*EXERCISE DATA*
○ ○ ○ ○ ○
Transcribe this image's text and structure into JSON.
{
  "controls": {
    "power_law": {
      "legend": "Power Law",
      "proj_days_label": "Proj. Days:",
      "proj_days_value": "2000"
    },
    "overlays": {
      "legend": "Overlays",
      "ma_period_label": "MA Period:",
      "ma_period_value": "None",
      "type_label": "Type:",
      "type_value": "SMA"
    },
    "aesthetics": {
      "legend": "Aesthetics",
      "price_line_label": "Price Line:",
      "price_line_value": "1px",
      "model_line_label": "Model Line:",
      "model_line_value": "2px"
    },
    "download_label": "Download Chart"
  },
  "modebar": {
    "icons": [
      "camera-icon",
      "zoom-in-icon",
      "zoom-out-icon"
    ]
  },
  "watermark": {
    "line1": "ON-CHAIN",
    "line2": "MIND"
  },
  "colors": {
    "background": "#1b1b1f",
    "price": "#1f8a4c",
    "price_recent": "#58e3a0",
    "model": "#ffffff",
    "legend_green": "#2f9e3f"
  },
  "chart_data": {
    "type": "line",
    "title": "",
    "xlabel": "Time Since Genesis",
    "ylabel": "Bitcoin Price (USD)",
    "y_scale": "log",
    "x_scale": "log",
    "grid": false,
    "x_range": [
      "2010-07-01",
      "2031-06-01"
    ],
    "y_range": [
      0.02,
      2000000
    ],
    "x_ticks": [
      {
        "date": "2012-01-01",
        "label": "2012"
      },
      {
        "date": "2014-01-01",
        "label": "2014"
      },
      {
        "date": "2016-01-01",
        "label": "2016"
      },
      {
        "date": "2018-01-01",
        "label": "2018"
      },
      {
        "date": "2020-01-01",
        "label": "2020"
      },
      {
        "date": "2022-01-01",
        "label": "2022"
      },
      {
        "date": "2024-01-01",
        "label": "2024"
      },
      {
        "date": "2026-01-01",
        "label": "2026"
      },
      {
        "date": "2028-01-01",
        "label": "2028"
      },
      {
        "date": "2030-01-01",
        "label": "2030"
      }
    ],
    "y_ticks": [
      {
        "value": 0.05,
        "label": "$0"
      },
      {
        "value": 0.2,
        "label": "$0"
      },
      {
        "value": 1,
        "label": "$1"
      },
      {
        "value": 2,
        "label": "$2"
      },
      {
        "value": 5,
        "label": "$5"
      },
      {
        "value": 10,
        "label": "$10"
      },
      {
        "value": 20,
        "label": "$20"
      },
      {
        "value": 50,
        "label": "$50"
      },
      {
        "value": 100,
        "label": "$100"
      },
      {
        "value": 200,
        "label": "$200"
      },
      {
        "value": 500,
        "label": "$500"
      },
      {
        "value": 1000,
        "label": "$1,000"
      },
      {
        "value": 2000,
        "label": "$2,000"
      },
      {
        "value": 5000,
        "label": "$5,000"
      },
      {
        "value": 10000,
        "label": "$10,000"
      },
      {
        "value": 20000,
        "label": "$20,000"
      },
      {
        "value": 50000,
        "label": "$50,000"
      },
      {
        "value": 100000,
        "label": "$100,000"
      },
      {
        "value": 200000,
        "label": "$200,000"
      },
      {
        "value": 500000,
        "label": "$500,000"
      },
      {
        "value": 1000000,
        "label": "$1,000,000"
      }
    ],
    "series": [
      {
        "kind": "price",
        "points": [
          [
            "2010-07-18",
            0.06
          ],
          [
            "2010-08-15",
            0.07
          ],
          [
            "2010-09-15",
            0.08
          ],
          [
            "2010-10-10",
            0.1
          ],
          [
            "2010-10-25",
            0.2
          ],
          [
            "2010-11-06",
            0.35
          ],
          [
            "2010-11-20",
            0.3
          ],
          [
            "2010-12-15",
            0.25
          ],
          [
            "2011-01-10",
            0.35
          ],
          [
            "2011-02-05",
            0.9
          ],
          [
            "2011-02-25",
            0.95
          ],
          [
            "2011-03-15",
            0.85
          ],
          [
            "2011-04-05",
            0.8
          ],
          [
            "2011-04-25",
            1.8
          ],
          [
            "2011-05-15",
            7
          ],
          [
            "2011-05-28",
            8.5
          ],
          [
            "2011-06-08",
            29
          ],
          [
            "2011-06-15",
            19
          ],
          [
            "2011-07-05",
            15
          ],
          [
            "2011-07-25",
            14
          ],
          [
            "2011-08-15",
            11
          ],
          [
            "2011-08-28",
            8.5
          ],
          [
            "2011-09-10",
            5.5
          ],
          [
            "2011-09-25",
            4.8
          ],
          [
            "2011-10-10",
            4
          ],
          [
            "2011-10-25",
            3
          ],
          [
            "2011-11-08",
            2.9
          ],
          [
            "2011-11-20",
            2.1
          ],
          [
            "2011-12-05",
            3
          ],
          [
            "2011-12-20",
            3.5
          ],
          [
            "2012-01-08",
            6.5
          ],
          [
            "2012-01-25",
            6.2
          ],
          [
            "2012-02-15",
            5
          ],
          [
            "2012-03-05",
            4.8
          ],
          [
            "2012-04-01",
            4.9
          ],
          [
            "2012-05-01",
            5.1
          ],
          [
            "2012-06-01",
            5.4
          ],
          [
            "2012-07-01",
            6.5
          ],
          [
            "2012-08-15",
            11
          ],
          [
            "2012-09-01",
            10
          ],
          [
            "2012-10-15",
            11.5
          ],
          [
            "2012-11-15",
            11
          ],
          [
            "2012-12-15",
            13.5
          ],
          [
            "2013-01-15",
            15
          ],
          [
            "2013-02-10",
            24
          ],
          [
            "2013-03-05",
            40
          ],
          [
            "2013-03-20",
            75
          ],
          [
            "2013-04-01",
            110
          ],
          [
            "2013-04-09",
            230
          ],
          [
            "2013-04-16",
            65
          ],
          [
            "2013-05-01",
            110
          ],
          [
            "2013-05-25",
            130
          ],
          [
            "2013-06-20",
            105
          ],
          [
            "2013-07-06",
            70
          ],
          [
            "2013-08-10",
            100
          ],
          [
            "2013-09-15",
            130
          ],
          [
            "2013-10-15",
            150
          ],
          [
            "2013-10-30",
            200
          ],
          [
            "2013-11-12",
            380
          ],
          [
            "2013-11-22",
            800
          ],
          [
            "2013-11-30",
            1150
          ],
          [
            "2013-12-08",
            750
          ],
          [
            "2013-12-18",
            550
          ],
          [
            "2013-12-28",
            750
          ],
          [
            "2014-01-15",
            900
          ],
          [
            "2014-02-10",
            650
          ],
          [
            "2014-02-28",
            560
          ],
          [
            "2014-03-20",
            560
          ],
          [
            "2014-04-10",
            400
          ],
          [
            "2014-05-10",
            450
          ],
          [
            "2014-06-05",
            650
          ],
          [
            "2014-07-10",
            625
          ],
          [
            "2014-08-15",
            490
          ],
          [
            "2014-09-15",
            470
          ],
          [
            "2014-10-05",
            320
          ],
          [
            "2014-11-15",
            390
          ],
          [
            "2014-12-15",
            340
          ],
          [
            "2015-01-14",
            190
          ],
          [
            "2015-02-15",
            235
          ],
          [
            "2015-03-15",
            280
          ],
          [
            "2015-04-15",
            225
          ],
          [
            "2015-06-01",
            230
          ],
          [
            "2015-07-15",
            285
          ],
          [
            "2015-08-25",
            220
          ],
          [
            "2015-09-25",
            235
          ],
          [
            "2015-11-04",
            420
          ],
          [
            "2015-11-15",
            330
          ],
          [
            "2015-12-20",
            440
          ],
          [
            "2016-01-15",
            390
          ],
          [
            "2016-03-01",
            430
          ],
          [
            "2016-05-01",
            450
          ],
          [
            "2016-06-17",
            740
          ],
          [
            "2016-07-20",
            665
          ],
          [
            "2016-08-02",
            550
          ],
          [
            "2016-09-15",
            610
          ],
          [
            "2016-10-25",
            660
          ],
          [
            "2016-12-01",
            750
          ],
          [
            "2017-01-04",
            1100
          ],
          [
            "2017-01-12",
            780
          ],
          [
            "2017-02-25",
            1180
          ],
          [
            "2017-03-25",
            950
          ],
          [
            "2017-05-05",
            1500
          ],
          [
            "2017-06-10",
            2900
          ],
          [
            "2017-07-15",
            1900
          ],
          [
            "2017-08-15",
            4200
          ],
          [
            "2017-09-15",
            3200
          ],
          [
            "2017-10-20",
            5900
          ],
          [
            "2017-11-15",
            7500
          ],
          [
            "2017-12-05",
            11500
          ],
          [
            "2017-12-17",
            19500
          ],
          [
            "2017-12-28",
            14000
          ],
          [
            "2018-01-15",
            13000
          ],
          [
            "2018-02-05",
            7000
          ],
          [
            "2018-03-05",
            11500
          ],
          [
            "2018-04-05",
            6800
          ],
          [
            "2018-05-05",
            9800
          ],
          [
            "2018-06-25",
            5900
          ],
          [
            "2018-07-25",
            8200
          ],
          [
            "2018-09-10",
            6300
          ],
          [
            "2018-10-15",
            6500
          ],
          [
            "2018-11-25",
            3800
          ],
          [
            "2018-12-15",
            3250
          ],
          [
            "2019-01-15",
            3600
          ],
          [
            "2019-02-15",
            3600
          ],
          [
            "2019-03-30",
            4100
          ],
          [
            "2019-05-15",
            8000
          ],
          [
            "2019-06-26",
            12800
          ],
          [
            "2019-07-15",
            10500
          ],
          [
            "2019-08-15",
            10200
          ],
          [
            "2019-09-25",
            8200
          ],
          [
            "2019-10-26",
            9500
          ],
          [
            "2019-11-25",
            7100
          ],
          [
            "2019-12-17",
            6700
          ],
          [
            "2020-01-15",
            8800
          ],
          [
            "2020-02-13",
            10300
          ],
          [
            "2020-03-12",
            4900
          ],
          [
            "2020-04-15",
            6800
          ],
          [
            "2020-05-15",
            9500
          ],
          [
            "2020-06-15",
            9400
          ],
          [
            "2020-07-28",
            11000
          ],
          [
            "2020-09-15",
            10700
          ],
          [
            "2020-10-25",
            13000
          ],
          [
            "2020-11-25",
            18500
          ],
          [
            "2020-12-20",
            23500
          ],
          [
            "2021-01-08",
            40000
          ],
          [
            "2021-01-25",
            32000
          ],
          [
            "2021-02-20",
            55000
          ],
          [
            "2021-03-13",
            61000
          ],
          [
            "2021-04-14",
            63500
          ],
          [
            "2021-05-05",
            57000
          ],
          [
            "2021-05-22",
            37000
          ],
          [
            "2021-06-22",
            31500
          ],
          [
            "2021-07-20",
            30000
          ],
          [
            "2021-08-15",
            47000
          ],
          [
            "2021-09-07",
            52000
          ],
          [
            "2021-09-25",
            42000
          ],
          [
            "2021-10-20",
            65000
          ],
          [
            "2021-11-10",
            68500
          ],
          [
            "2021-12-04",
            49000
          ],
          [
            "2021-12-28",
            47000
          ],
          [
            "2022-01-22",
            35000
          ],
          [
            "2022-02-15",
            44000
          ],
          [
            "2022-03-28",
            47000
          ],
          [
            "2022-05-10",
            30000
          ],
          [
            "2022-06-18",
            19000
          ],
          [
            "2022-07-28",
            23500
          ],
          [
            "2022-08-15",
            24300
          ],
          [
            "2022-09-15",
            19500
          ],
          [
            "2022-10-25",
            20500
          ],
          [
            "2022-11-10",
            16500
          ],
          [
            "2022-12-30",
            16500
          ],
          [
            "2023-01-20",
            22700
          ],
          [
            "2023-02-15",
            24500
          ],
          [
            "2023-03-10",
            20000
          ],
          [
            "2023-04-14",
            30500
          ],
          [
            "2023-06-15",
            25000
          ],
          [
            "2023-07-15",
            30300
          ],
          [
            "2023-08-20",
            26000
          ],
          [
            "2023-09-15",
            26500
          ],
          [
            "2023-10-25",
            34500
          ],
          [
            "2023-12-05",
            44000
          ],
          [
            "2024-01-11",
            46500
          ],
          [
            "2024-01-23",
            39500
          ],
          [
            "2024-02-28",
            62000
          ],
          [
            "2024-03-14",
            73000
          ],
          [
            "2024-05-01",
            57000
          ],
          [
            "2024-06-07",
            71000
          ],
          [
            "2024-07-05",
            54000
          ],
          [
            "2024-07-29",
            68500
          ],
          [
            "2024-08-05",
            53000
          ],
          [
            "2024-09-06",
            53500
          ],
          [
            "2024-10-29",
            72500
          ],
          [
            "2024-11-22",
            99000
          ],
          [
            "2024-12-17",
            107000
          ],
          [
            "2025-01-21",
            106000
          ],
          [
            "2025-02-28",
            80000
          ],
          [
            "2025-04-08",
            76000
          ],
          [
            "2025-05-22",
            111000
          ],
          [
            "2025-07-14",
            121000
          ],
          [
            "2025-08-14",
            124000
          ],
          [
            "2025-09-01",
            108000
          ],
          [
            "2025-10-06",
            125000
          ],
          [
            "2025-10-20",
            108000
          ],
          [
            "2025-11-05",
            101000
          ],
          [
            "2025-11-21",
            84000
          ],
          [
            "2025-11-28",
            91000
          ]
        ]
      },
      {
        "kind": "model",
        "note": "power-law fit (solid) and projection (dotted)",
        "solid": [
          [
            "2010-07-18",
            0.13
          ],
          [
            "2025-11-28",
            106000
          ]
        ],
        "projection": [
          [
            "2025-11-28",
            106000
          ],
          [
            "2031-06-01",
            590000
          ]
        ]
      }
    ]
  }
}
○ ○ ○ ○ ○
*TASK STATEMENT*
Across the whole listing, how many lines contain the string "solid"? Give the number and no more.

*THE COMPLETED TASK*
2